▸ **To be done**:
Repeat every line of the data exactly, but not the pictures.

(Stored data entries)
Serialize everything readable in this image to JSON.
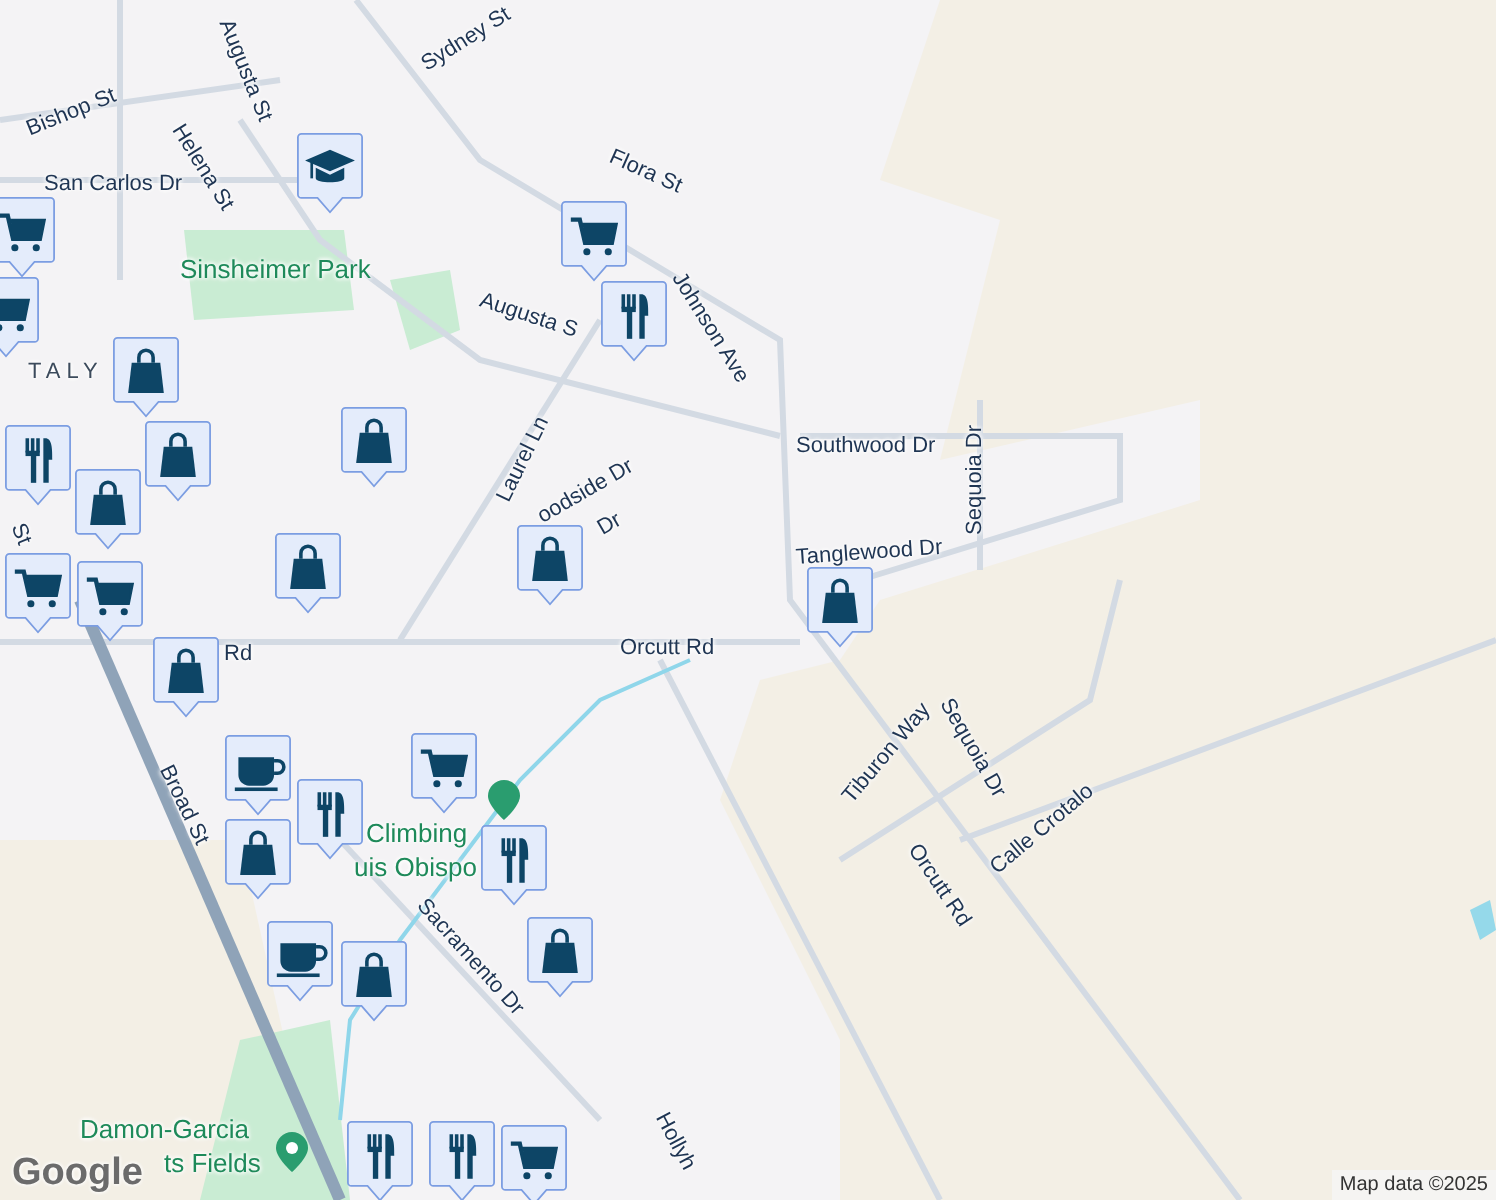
{
  "map": {
    "labels": [
      {
        "text": "Sydney St",
        "kind": "street"
      },
      {
        "text": "Augusta St",
        "kind": "street"
      },
      {
        "text": "Bishop St",
        "kind": "street"
      },
      {
        "text": "Helena St",
        "kind": "street"
      },
      {
        "text": "San Carlos Dr",
        "kind": "street"
      },
      {
        "text": "Flora St",
        "kind": "street"
      },
      {
        "text": "Johnson Ave",
        "kind": "street"
      },
      {
        "text": "Sinsheimer Park",
        "kind": "park"
      },
      {
        "text": "Augusta S",
        "kind": "street"
      },
      {
        "text": "TALY",
        "kind": "area"
      },
      {
        "text": "Laurel Ln",
        "kind": "street"
      },
      {
        "text": "Southwood Dr",
        "kind": "street"
      },
      {
        "text": "Sequoia Dr",
        "kind": "street"
      },
      {
        "text": "oodside Dr",
        "kind": "street"
      },
      {
        "text": "Dr",
        "kind": "street"
      },
      {
        "text": "Tanglewood Dr",
        "kind": "street"
      },
      {
        "text": "Orcutt Rd",
        "kind": "street"
      },
      {
        "text": "Rd",
        "kind": "street"
      },
      {
        "text": "St",
        "kind": "street"
      },
      {
        "text": "Broad St",
        "kind": "street"
      },
      {
        "text": "Climbing",
        "kind": "park"
      },
      {
        "text": "uis Obispo",
        "kind": "park"
      },
      {
        "text": "Sacramento Dr",
        "kind": "street"
      },
      {
        "text": "Tiburon Way",
        "kind": "street"
      },
      {
        "text": "Sequoia Dr",
        "kind": "street"
      },
      {
        "text": "Calle Crotalo",
        "kind": "street"
      },
      {
        "text": "Orcutt Rd",
        "kind": "street"
      },
      {
        "text": "Damon-Garcia",
        "kind": "park"
      },
      {
        "text": "ts Fields",
        "kind": "park"
      },
      {
        "text": "Hollyh",
        "kind": "street"
      }
    ],
    "pins": [
      {
        "kind": "school"
      },
      {
        "kind": "grocery"
      },
      {
        "kind": "grocery"
      },
      {
        "kind": "restaurant"
      },
      {
        "kind": "grocery"
      },
      {
        "kind": "shopping"
      },
      {
        "kind": "restaurant"
      },
      {
        "kind": "shopping"
      },
      {
        "kind": "shopping"
      },
      {
        "kind": "shopping"
      },
      {
        "kind": "shopping"
      },
      {
        "kind": "shopping"
      },
      {
        "kind": "shopping"
      },
      {
        "kind": "grocery"
      },
      {
        "kind": "grocery"
      },
      {
        "kind": "shopping"
      },
      {
        "kind": "cafe"
      },
      {
        "kind": "restaurant"
      },
      {
        "kind": "shopping"
      },
      {
        "kind": "grocery"
      },
      {
        "kind": "restaurant"
      },
      {
        "kind": "shopping"
      },
      {
        "kind": "cafe"
      },
      {
        "kind": "shopping"
      },
      {
        "kind": "restaurant"
      },
      {
        "kind": "restaurant"
      },
      {
        "kind": "grocery"
      }
    ],
    "logo": "Google",
    "attribution": "Map data ©2025"
  }
}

▸ **Exercise output**:
Serialize everything readable in this image to JSON.
{
  "map": {
    "labels": [
      {
        "text": "Sydney St",
        "kind": "street"
      },
      {
        "text": "Augusta St",
        "kind": "street"
      },
      {
        "text": "Bishop St",
        "kind": "street"
      },
      {
        "text": "Helena St",
        "kind": "street"
      },
      {
        "text": "San Carlos Dr",
        "kind": "street"
      },
      {
        "text": "Flora St",
        "kind": "street"
      },
      {
        "text": "Johnson Ave",
        "kind": "street"
      },
      {
        "text": "Sinsheimer Park",
        "kind": "park"
      },
      {
        "text": "Augusta S",
        "kind": "street"
      },
      {
        "text": "TALY",
        "kind": "area"
      },
      {
        "text": "Laurel Ln",
        "kind": "street"
      },
      {
        "text": "Southwood Dr",
        "kind": "street"
      },
      {
        "text": "Sequoia Dr",
        "kind": "street"
      },
      {
        "text": "oodside Dr",
        "kind": "street"
      },
      {
        "text": "Dr",
        "kind": "street"
      },
      {
        "text": "Tanglewood Dr",
        "kind": "street"
      },
      {
        "text": "Orcutt Rd",
        "kind": "street"
      },
      {
        "text": "Rd",
        "kind": "street"
      },
      {
        "text": "St",
        "kind": "street"
      },
      {
        "text": "Broad St",
        "kind": "street"
      },
      {
        "text": "Climbing",
        "kind": "park"
      },
      {
        "text": "uis Obispo",
        "kind": "park"
      },
      {
        "text": "Sacramento Dr",
        "kind": "street"
      },
      {
        "text": "Tiburon Way",
        "kind": "street"
      },
      {
        "text": "Sequoia Dr",
        "kind": "street"
      },
      {
        "text": "Calle Crotalo",
        "kind": "street"
      },
      {
        "text": "Orcutt Rd",
        "kind": "street"
      },
      {
        "text": "Damon-Garcia",
        "kind": "park"
      },
      {
        "text": "ts Fields",
        "kind": "park"
      },
      {
        "text": "Hollyh",
        "kind": "street"
      }
    ],
    "pins": [
      {
        "kind": "school"
      },
      {
        "kind": "grocery"
      },
      {
        "kind": "grocery"
      },
      {
        "kind": "restaurant"
      },
      {
        "kind": "grocery"
      },
      {
        "kind": "shopping"
      },
      {
        "kind": "restaurant"
      },
      {
        "kind": "shopping"
      },
      {
        "kind": "shopping"
      },
      {
        "kind": "shopping"
      },
      {
        "kind": "shopping"
      },
      {
        "kind": "shopping"
      },
      {
        "kind": "shopping"
      },
      {
        "kind": "grocery"
      },
      {
        "kind": "grocery"
      },
      {
        "kind": "shopping"
      },
      {
        "kind": "cafe"
      },
      {
        "kind": "restaurant"
      },
      {
        "kind": "shopping"
      },
      {
        "kind": "grocery"
      },
      {
        "kind": "restaurant"
      },
      {
        "kind": "shopping"
      },
      {
        "kind": "cafe"
      },
      {
        "kind": "shopping"
      },
      {
        "kind": "restaurant"
      },
      {
        "kind": "restaurant"
      },
      {
        "kind": "grocery"
      }
    ],
    "logo": "Google",
    "attribution": "Map data ©2025"
  }
}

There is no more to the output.